_Exercise objective_: Gather up the lines that contain "China".

Saved data entries:

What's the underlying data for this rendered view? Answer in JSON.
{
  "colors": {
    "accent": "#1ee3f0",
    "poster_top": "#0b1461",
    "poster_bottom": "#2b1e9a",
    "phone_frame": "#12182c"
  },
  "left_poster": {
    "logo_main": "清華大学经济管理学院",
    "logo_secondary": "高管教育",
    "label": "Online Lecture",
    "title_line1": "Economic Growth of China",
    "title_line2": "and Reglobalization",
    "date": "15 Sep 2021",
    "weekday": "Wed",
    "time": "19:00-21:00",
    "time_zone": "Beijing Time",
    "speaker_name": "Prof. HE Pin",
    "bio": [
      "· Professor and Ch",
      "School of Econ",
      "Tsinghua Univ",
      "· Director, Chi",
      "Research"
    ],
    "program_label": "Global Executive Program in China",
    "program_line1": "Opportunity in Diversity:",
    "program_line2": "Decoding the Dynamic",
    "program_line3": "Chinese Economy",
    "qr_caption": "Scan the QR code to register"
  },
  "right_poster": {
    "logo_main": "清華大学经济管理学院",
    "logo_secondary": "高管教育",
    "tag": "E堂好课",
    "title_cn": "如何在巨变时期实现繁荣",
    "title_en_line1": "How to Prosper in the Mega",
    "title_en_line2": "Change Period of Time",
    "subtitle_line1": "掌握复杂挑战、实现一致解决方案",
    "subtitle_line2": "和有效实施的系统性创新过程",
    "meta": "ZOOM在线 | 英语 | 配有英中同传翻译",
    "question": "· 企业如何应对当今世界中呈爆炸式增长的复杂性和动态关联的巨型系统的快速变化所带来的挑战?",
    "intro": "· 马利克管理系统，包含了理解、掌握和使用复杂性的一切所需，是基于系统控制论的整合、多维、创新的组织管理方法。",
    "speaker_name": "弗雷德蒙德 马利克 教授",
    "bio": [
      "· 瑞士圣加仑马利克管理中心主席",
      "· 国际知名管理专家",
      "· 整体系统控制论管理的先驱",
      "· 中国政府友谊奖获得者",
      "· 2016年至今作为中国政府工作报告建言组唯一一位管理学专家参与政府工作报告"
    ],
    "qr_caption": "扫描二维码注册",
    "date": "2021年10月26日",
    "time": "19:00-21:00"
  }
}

_Exercise output_:
    "title_line1": "Economic Growth of China",
    "program_label": "Global Executive Program in China",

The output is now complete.